Short exercise:
Pull out each line of the records holding the string "文艺作品中天然地带有作者的情志印记".

Input records:
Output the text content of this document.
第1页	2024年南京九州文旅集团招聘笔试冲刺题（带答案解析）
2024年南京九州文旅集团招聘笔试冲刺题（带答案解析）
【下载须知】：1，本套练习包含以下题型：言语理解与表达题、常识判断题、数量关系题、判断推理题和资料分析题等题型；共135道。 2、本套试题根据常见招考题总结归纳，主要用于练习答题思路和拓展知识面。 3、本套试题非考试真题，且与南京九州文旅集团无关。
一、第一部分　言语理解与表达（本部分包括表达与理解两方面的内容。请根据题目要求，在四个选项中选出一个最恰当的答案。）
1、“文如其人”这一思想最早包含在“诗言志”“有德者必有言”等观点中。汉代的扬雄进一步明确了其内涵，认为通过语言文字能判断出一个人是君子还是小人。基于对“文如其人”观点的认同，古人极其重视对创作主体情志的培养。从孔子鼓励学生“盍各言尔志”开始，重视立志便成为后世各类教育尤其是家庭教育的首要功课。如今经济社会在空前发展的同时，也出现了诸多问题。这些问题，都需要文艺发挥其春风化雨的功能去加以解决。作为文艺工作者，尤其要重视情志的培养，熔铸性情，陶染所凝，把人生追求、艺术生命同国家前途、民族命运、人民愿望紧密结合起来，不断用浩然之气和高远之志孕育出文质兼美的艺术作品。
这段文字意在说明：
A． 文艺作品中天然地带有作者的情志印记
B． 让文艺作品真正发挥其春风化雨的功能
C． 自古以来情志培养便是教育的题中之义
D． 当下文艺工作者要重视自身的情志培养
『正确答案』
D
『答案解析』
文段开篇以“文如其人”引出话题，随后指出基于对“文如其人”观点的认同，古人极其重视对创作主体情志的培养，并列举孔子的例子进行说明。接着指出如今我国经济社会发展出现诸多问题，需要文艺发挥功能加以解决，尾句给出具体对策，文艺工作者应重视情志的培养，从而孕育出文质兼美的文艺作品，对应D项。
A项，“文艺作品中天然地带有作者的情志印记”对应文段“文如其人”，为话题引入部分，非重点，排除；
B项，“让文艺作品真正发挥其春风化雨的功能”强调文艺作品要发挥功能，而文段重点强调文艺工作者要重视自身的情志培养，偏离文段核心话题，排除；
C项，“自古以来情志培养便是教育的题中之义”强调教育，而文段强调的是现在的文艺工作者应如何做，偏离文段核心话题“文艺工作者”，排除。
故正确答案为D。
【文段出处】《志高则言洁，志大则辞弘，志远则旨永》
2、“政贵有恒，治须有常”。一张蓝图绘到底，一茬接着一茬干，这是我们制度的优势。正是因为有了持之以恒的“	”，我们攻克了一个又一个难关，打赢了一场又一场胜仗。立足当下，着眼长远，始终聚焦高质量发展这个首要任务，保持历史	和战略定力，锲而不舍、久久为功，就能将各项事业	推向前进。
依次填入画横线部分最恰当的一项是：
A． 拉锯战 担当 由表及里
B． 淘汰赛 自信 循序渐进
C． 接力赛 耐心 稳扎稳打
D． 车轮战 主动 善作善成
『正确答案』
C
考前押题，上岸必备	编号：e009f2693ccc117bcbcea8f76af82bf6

Finished answer:
A． 文艺作品中天然地带有作者的情志印记
A项，“文艺作品中天然地带有作者的情志印记”对应文段“文如其人”，为话题引入部分，非重点，排除；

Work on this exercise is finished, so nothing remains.